■ Aim of the task ■
Extract all records. Keep each one exact.

■ Data supplied ■
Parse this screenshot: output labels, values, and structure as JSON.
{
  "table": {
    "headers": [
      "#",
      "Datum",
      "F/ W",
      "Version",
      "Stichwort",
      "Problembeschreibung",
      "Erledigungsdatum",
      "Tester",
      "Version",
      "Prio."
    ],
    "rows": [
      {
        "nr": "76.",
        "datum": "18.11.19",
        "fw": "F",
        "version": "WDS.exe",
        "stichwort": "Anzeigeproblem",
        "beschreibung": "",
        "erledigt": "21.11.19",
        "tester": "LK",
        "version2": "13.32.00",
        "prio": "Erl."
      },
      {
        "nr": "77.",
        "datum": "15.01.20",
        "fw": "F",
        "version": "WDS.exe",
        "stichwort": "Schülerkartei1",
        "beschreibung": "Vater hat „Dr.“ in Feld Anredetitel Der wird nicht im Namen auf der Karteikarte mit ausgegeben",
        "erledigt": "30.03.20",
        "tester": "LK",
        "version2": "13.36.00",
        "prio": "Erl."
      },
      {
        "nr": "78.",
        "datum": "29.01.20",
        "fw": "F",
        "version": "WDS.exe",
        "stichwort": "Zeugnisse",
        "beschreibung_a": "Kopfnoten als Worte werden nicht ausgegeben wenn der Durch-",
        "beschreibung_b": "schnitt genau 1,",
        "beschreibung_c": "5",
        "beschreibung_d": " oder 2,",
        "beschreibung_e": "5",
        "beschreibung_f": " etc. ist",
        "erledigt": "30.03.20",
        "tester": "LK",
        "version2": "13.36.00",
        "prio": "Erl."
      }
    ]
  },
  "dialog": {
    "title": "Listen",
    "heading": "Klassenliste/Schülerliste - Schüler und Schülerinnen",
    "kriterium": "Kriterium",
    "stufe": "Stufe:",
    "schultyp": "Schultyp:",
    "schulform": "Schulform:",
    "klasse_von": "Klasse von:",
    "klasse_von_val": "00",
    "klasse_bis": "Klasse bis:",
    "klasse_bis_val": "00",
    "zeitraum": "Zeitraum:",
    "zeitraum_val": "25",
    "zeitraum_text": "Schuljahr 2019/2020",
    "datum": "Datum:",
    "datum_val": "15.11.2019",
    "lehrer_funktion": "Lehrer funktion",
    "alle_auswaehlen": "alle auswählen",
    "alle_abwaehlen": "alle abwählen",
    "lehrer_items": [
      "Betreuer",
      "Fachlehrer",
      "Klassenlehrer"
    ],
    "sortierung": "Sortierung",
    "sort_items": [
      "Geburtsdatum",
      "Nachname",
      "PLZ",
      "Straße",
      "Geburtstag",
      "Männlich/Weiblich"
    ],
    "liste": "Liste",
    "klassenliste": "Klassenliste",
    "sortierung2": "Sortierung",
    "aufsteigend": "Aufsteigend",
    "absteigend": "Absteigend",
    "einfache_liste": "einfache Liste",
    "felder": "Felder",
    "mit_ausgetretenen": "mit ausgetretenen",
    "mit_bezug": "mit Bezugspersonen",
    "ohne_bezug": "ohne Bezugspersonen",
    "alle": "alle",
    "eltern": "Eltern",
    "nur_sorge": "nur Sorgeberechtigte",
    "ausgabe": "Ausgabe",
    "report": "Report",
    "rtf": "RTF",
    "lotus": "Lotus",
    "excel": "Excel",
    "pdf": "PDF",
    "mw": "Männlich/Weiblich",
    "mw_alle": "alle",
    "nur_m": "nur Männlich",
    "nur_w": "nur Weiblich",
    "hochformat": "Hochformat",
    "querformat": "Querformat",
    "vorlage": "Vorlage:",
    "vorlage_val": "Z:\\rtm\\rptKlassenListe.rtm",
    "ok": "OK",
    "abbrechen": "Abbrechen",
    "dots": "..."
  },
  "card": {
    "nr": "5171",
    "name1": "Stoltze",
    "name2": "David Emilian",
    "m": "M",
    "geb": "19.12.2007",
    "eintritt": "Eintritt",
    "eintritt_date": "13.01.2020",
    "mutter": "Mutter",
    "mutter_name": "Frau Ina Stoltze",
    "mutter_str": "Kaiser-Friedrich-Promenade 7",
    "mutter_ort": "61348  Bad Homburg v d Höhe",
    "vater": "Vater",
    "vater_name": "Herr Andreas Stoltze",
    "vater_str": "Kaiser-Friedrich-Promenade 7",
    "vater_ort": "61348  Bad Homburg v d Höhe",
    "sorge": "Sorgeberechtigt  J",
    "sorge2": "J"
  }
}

■ Expected answer ■
Parse this screenshot: output labels, values, and structure as JSON.
{
  "table": {
    "headers": [
      "#",
      "Datum",
      "F/ W",
      "Version",
      "Stichwort",
      "Problembeschreibung",
      "Erledigungsdatum",
      "Tester",
      "Version",
      "Prio."
    ],
    "rows": [
      {
        "nr": "76.",
        "datum": "18.11.19",
        "fw": "F",
        "version": "WDS.exe",
        "stichwort": "Anzeigeproblem",
        "beschreibung": "",
        "erledigt": "21.11.19",
        "tester": "LK",
        "version2": "13.32.00",
        "prio": "Erl."
      },
      {
        "nr": "77.",
        "datum": "15.01.20",
        "fw": "F",
        "version": "WDS.exe",
        "stichwort": "Schülerkartei1",
        "beschreibung": "Vater hat „Dr.“ in Feld Anredetitel Der wird nicht im Namen auf der Karteikarte mit ausgegeben",
        "erledigt": "30.03.20",
        "tester": "LK",
        "version2": "13.36.00",
        "prio": "Erl."
      },
      {
        "nr": "78.",
        "datum": "29.01.20",
        "fw": "F",
        "version": "WDS.exe",
        "stichwort": "Zeugnisse",
        "beschreibung_a": "Kopfnoten als Worte werden nicht ausgegeben wenn der Durch-",
        "beschreibung_b": "schnitt genau 1,",
        "beschreibung_c": "5",
        "beschreibung_d": " oder 2,",
        "beschreibung_e": "5",
        "beschreibung_f": " etc. ist",
        "erledigt": "30.03.20",
        "tester": "LK",
        "version2": "13.36.00",
        "prio": "Erl."
      }
    ]
  },
  "dialog": {
    "title": "Listen",
    "heading": "Klassenliste/Schülerliste - Schüler und Schülerinnen",
    "kriterium": "Kriterium",
    "stufe": "Stufe:",
    "schultyp": "Schultyp:",
    "schulform": "Schulform:",
    "klasse_von": "Klasse von:",
    "klasse_von_val": "00",
    "klasse_bis": "Klasse bis:",
    "klasse_bis_val": "00",
    "zeitraum": "Zeitraum:",
    "zeitraum_val": "25",
    "zeitraum_text": "Schuljahr 2019/2020",
    "datum": "Datum:",
    "datum_val": "15.11.2019",
    "lehrer_funktion": "Lehrer funktion",
    "alle_auswaehlen": "alle auswählen",
    "alle_abwaehlen": "alle abwählen",
    "lehrer_items": [
      "Betreuer",
      "Fachlehrer",
      "Klassenlehrer"
    ],
    "sortierung": "Sortierung",
    "sort_items": [
      "Geburtsdatum",
      "Nachname",
      "PLZ",
      "Straße",
      "Geburtstag",
      "Männlich/Weiblich"
    ],
    "liste": "Liste",
    "klassenliste": "Klassenliste",
    "sortierung2": "Sortierung",
    "aufsteigend": "Aufsteigend",
    "absteigend": "Absteigend",
    "einfache_liste": "einfache Liste",
    "felder": "Felder",
    "mit_ausgetretenen": "mit ausgetretenen",
    "mit_bezug": "mit Bezugspersonen",
    "ohne_bezug": "ohne Bezugspersonen",
    "alle": "alle",
    "eltern": "Eltern",
    "nur_sorge": "nur Sorgeberechtigte",
    "ausgabe": "Ausgabe",
    "report": "Report",
    "rtf": "RTF",
    "lotus": "Lotus",
    "excel": "Excel",
    "pdf": "PDF",
    "mw": "Männlich/Weiblich",
    "mw_alle": "alle",
    "nur_m": "nur Männlich",
    "nur_w": "nur Weiblich",
    "hochformat": "Hochformat",
    "querformat": "Querformat",
    "vorlage": "Vorlage:",
    "vorlage_val": "Z:\\rtm\\rptKlassenListe.rtm",
    "ok": "OK",
    "abbrechen": "Abbrechen",
    "dots": "..."
  },
  "card": {
    "nr": "5171",
    "name1": "Stoltze",
    "name2": "David Emilian",
    "m": "M",
    "geb": "19.12.2007",
    "eintritt": "Eintritt",
    "eintritt_date": "13.01.2020",
    "mutter": "Mutter",
    "mutter_name": "Frau Ina Stoltze",
    "mutter_str": "Kaiser-Friedrich-Promenade 7",
    "mutter_ort": "61348  Bad Homburg v d Höhe",
    "vater": "Vater",
    "vater_name": "Herr Andreas Stoltze",
    "vater_str": "Kaiser-Friedrich-Promenade 7",
    "vater_ort": "61348  Bad Homburg v d Höhe",
    "sorge": "Sorgeberechtigt  J",
    "sorge2": "J"
  }
}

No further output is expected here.